▸ Aim: Images do not belong in the copy. Retype all the entries below exactly.

▸ Data supplied:
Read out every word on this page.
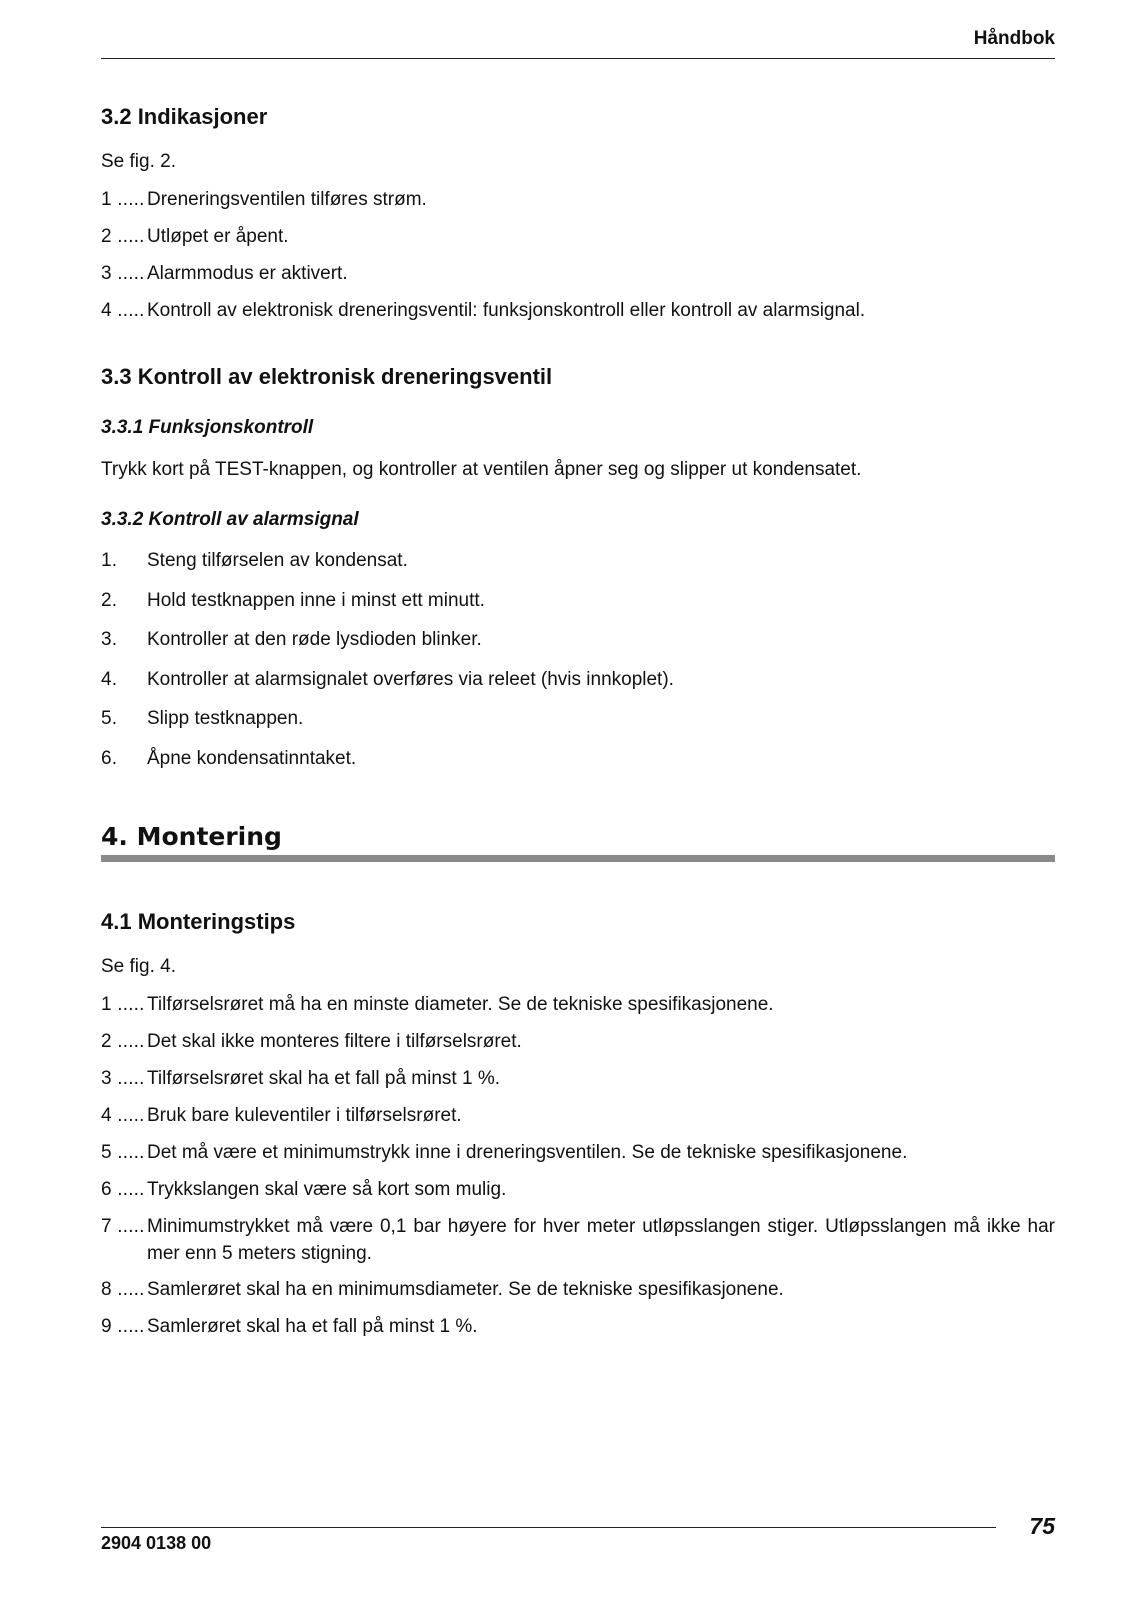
Håndbok
3.2 Indikasjoner

Se fig. 2.

1 ..... Dreneringsventilen tilføres strøm.
2 ..... Utløpet er åpent.
3 ..... Alarmmodus er aktivert.
4 ..... Kontroll av elektronisk dreneringsventil: funksjonskontroll eller kontroll av alarmsignal.
3.3 Kontroll av elektronisk dreneringsventil
3.3.1 Funksjonskontroll

Trykk kort på TEST-knappen, og kontroller at ventilen åpner seg og slipper ut kondensatet.

3.3.2 Kontroll av alarmsignal
1.	Steng tilførselen av kondensat.
2.	Hold testknappen inne i minst ett minutt.
3.	Kontroller at den røde lysdioden blinker.
4.	Kontroller at alarmsignalet overføres via releet (hvis innkoplet).
5.	Slipp testknappen.
6.	Åpne kondensatinntaket.
4. Montering
4.1 Monteringstips

Se fig. 4.

1 ..... Tilførselsrøret må ha en minste diameter. Se de tekniske spesifikasjonene.
2 ..... Det skal ikke monteres filtere i tilførselsrøret.
3 ..... Tilførselsrøret skal ha et fall på minst 1 %.
4 ..... Bruk bare kuleventiler i tilførselsrøret.
5 ..... Det må være et minimumstrykk inne i dreneringsventilen. Se de tekniske spesifikasjonene.
6 ..... Trykkslangen skal være så kort som mulig.
7 ..... Minimumstrykket må være 0,1 bar høyere for hver meter utløpsslangen stiger. Utløpsslangen må ikke har mer enn 5 meters stigning.
8 ..... Samlerøret skal ha en minimumsdiameter. Se de tekniske spesifikasjonene.
9 ..... Samlerøret skal ha et fall på minst 1 %.
2904 0138 00
75
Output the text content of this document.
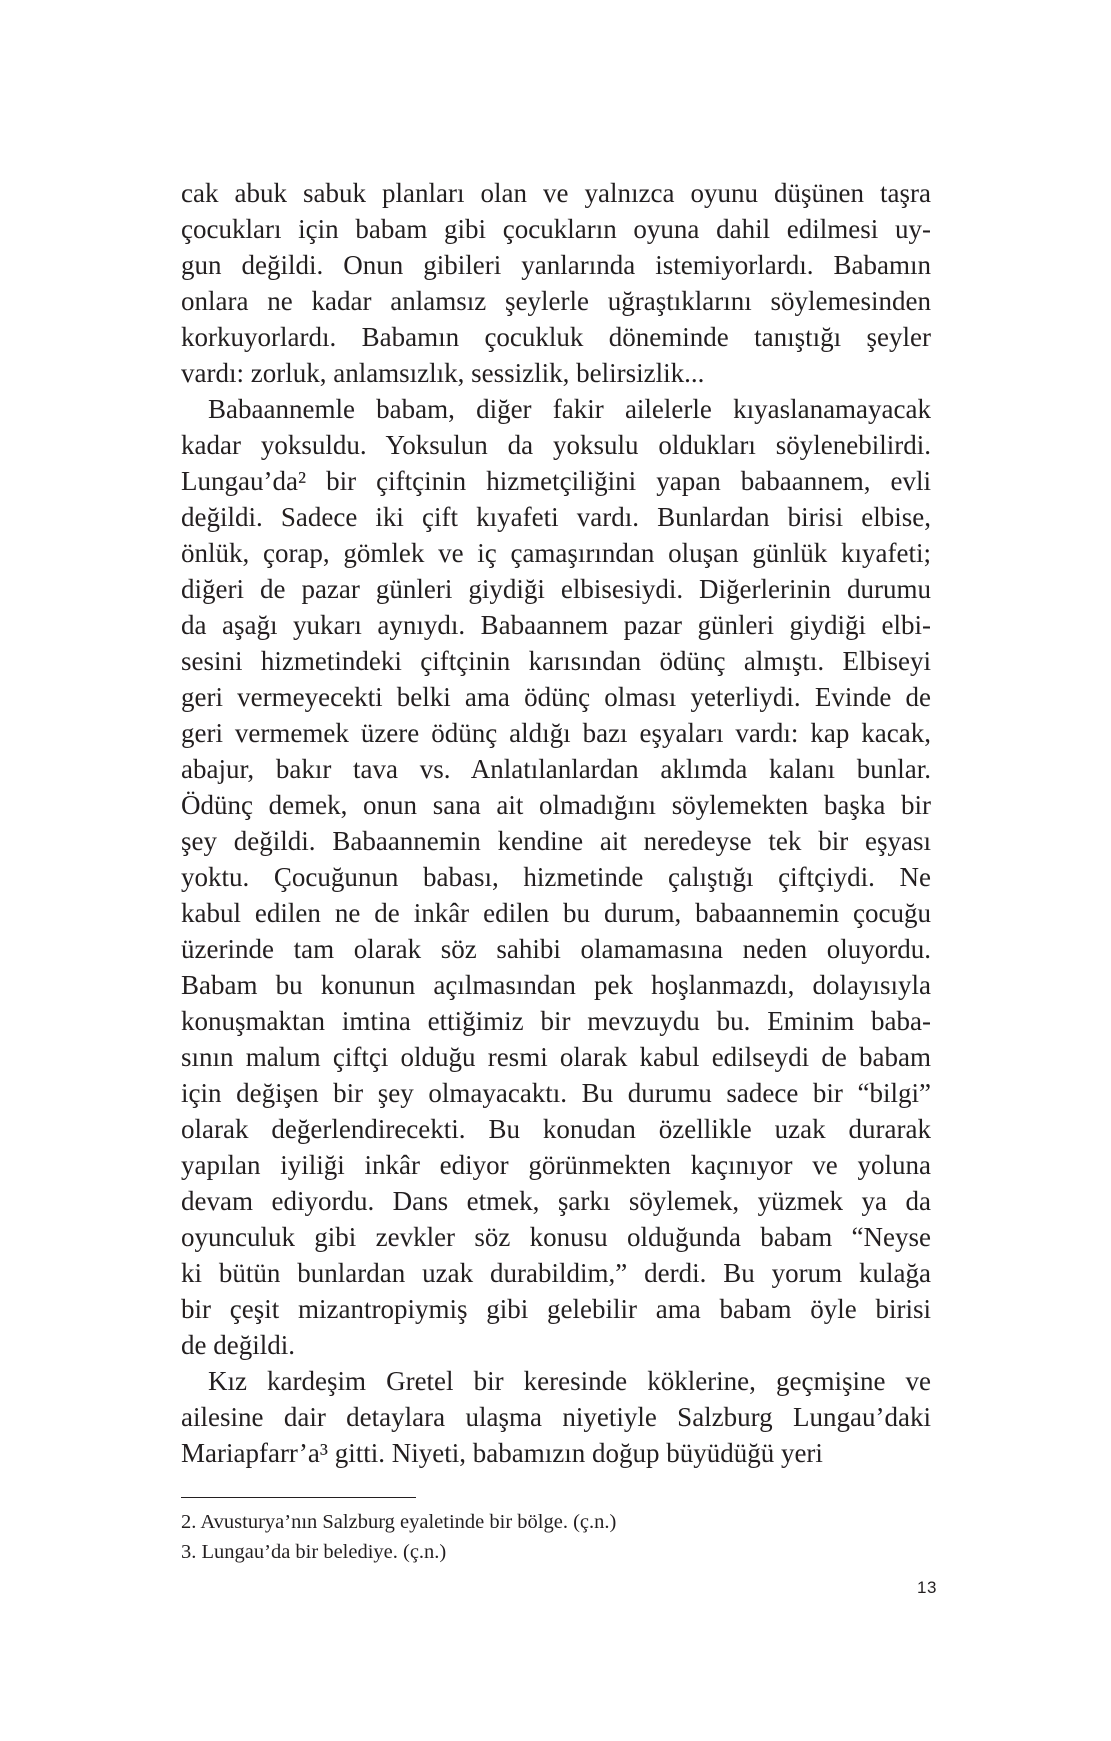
cak abuk sabuk planları olan ve yalnızca oyunu düşünen taşra
çocukları için babam gibi çocukların oyuna dahil edilmesi uy-
gun değildi. Onun gibileri yanlarında istemiyorlardı. Babamın
onlara ne kadar anlamsız şeylerle uğraştıklarını söylemesinden
korkuyorlardı. Babamın çocukluk döneminde tanıştığı şeyler
vardı: zorluk, anlamsızlık, sessizlik, belirsizlik...
Babaannemle babam, diğer fakir ailelerle kıyaslanamayacak
kadar yoksuldu. Yoksulun da yoksulu oldukları söylenebilirdi.
Lungau’da² bir çiftçinin hizmetçiliğini yapan babaannem, evli
değildi. Sadece iki çift kıyafeti vardı. Bunlardan birisi elbise,
önlük, çorap, gömlek ve iç çamaşırından oluşan günlük kıyafeti;
diğeri de pazar günleri giydiği elbisesiydi. Diğerlerinin durumu
da aşağı yukarı aynıydı. Babaannem pazar günleri giydiği elbi-
sesini hizmetindeki çiftçinin karısından ödünç almıştı. Elbiseyi
geri vermeyecekti belki ama ödünç olması yeterliydi. Evinde de
geri vermemek üzere ödünç aldığı bazı eşyaları vardı: kap kacak,
abajur, bakır tava vs. Anlatılanlardan aklımda kalanı bunlar.
Ödünç demek, onun sana ait olmadığını söylemekten başka bir
şey değildi. Babaannemin kendine ait neredeyse tek bir eşyası
yoktu. Çocuğunun babası, hizmetinde çalıştığı çiftçiydi. Ne
kabul edilen ne de inkâr edilen bu durum, babaannemin çocuğu
üzerinde tam olarak söz sahibi olamamasına neden oluyordu.
Babam bu konunun açılmasından pek hoşlanmazdı, dolayısıyla
konuşmaktan imtina ettiğimiz bir mevzuydu bu. Eminim baba-
sının malum çiftçi olduğu resmi olarak kabul edilseydi de babam
için değişen bir şey olmayacaktı. Bu durumu sadece bir “bilgi”
olarak değerlendirecekti. Bu konudan özellikle uzak durarak
yapılan iyiliği inkâr ediyor görünmekten kaçınıyor ve yoluna
devam ediyordu. Dans etmek, şarkı söylemek, yüzmek ya da
oyunculuk gibi zevkler söz konusu olduğunda babam “Neyse
ki bütün bunlardan uzak durabildim,” derdi. Bu yorum kulağa
bir çeşit mizantropiymiş gibi gelebilir ama babam öyle birisi
de değildi.
Kız kardeşim Gretel bir keresinde köklerine, geçmişine ve
ailesine dair detaylara ulaşma niyetiyle Salzburg Lungau’daki
Mariapfarr’a³ gitti. Niyeti, babamızın doğup büyüdüğü yeri
2. Avusturya’nın Salzburg eyaletinde bir bölge. (ç.n.)
3. Lungau’da bir belediye. (ç.n.)
13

▸ In response:
Read out every word on this page.
Håndbok
3.2 Indikasjoner

Se fig. 2.

1 ..... Dreneringsventilen tilføres strøm.
2 ..... Utløpet er åpent.
3 ..... Alarmmodus er aktivert.
4 ..... Kontroll av elektronisk dreneringsventil: funksjonskontroll eller kontroll av alarmsignal.
3.3 Kontroll av elektronisk dreneringsventil
3.3.1 Funksjonskontroll

Trykk kort på TEST-knappen, og kontroller at ventilen åpner seg og slipper ut kondensatet.

3.3.2 Kontroll av alarmsignal
1.	Steng tilførselen av kondensat.
2.	Hold testknappen inne i minst ett minutt.
3.	Kontroller at den røde lysdioden blinker.
4.	Kontroller at alarmsignalet overføres via releet (hvis innkoplet).
5.	Slipp testknappen.
6.	Åpne kondensatinntaket.
4. Montering
4.1 Monteringstips

Se fig. 4.

1 ..... Tilførselsrøret må ha en minste diameter. Se de tekniske spesifikasjonene.
2 ..... Det skal ikke monteres filtere i tilførselsrøret.
3 ..... Tilførselsrøret skal ha et fall på minst 1 %.
4 ..... Bruk bare kuleventiler i tilførselsrøret.
5 ..... Det må være et minimumstrykk inne i dreneringsventilen. Se de tekniske spesifikasjonene.
6 ..... Trykkslangen skal være så kort som mulig.
7 ..... Minimumstrykket må være 0,1 bar høyere for hver meter utløpsslangen stiger. Utløpsslangen må ikke har mer enn 5 meters stigning.
8 ..... Samlerøret skal ha en minimumsdiameter. Se de tekniske spesifikasjonene.
9 ..... Samlerøret skal ha et fall på minst 1 %.
2904 0138 00
75
Output the text content of this document.
cak abuk sabuk planları olan ve yalnızca oyunu düşünen taşra
çocukları için babam gibi çocukların oyuna dahil edilmesi uy-
gun değildi. Onun gibileri yanlarında istemiyorlardı. Babamın
onlara ne kadar anlamsız şeylerle uğraştıklarını söylemesinden
korkuyorlardı. Babamın çocukluk döneminde tanıştığı şeyler
vardı: zorluk, anlamsızlık, sessizlik, belirsizlik...
Babaannemle babam, diğer fakir ailelerle kıyaslanamayacak
kadar yoksuldu. Yoksulun da yoksulu oldukları söylenebilirdi.
Lungau’da² bir çiftçinin hizmetçiliğini yapan babaannem, evli
değildi. Sadece iki çift kıyafeti vardı. Bunlardan birisi elbise,
önlük, çorap, gömlek ve iç çamaşırından oluşan günlük kıyafeti;
diğeri de pazar günleri giydiği elbisesiydi. Diğerlerinin durumu
da aşağı yukarı aynıydı. Babaannem pazar günleri giydiği elbi-
sesini hizmetindeki çiftçinin karısından ödünç almıştı. Elbiseyi
geri vermeyecekti belki ama ödünç olması yeterliydi. Evinde de
geri vermemek üzere ödünç aldığı bazı eşyaları vardı: kap kacak,
abajur, bakır tava vs. Anlatılanlardan aklımda kalanı bunlar.
Ödünç demek, onun sana ait olmadığını söylemekten başka bir
şey değildi. Babaannemin kendine ait neredeyse tek bir eşyası
yoktu. Çocuğunun babası, hizmetinde çalıştığı çiftçiydi. Ne
kabul edilen ne de inkâr edilen bu durum, babaannemin çocuğu
üzerinde tam olarak söz sahibi olamamasına neden oluyordu.
Babam bu konunun açılmasından pek hoşlanmazdı, dolayısıyla
konuşmaktan imtina ettiğimiz bir mevzuydu bu. Eminim baba-
sının malum çiftçi olduğu resmi olarak kabul edilseydi de babam
için değişen bir şey olmayacaktı. Bu durumu sadece bir “bilgi”
olarak değerlendirecekti. Bu konudan özellikle uzak durarak
yapılan iyiliği inkâr ediyor görünmekten kaçınıyor ve yoluna
devam ediyordu. Dans etmek, şarkı söylemek, yüzmek ya da
oyunculuk gibi zevkler söz konusu olduğunda babam “Neyse
ki bütün bunlardan uzak durabildim,” derdi. Bu yorum kulağa
bir çeşit mizantropiymiş gibi gelebilir ama babam öyle birisi
de değildi.
Kız kardeşim Gretel bir keresinde köklerine, geçmişine ve
ailesine dair detaylara ulaşma niyetiyle Salzburg Lungau’daki
Mariapfarr’a³ gitti. Niyeti, babamızın doğup büyüdüğü yeri
2. Avusturya’nın Salzburg eyaletinde bir bölge. (ç.n.)
3. Lungau’da bir belediye. (ç.n.)
13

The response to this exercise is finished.